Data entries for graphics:
%%
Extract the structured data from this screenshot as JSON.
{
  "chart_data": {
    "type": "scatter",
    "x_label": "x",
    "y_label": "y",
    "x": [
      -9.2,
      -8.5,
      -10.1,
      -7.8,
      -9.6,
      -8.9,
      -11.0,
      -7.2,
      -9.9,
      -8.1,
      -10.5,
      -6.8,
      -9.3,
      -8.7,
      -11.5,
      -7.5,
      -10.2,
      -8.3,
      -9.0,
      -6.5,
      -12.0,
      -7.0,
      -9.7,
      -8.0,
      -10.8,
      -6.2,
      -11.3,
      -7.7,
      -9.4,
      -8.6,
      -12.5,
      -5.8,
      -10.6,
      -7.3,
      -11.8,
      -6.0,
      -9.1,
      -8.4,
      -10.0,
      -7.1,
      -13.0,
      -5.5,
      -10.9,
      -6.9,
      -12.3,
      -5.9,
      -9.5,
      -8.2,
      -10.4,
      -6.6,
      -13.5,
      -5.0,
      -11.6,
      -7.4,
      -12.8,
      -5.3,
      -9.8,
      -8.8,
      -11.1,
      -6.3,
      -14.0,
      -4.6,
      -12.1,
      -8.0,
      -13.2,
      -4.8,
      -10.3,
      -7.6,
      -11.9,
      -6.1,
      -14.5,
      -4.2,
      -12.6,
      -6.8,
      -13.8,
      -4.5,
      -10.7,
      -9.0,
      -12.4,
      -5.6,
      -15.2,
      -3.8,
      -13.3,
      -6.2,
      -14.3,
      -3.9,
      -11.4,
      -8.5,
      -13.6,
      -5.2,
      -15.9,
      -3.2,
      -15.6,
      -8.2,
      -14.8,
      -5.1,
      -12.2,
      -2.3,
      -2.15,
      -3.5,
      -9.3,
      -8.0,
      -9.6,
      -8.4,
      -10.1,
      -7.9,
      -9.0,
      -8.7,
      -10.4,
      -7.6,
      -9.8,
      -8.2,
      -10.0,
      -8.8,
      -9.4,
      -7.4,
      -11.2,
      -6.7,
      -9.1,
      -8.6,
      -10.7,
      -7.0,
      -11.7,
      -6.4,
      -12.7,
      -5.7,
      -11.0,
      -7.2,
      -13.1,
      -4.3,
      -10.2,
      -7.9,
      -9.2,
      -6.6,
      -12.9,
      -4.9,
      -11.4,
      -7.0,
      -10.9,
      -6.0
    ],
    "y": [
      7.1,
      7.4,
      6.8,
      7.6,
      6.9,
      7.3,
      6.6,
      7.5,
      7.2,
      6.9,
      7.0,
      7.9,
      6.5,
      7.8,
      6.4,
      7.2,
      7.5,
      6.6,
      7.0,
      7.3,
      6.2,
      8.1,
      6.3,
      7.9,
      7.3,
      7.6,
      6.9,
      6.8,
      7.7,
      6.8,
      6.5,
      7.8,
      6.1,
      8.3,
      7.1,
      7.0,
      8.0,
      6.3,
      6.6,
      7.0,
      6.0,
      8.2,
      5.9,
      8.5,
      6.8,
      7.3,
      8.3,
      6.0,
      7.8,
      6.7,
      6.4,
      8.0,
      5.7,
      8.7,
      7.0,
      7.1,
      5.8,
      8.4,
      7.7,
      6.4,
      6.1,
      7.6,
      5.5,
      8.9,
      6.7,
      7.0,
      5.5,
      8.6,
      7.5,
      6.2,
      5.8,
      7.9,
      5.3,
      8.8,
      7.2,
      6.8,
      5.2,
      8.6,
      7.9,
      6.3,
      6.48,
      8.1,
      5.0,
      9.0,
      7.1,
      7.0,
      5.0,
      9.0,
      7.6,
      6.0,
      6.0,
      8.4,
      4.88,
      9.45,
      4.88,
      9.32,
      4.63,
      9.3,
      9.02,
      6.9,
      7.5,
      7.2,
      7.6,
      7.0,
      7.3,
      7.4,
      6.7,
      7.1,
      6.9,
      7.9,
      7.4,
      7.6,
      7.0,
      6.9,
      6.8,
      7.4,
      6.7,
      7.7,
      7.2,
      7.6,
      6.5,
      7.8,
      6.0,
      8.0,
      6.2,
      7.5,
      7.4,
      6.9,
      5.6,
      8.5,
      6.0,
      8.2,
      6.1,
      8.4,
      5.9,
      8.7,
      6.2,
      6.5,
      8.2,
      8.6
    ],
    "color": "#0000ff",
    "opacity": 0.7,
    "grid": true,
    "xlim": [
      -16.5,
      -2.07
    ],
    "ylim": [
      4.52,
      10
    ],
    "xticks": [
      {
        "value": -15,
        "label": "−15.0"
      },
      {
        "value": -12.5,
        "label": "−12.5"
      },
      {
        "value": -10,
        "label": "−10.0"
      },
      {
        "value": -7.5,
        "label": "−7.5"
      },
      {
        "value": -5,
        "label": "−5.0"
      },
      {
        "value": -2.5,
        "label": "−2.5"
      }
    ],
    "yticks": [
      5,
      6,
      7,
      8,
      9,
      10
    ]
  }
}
%%
== What to work on ==
Across the entries above, how many lines contain "value"? Provide only the count.

== Written answer ==
6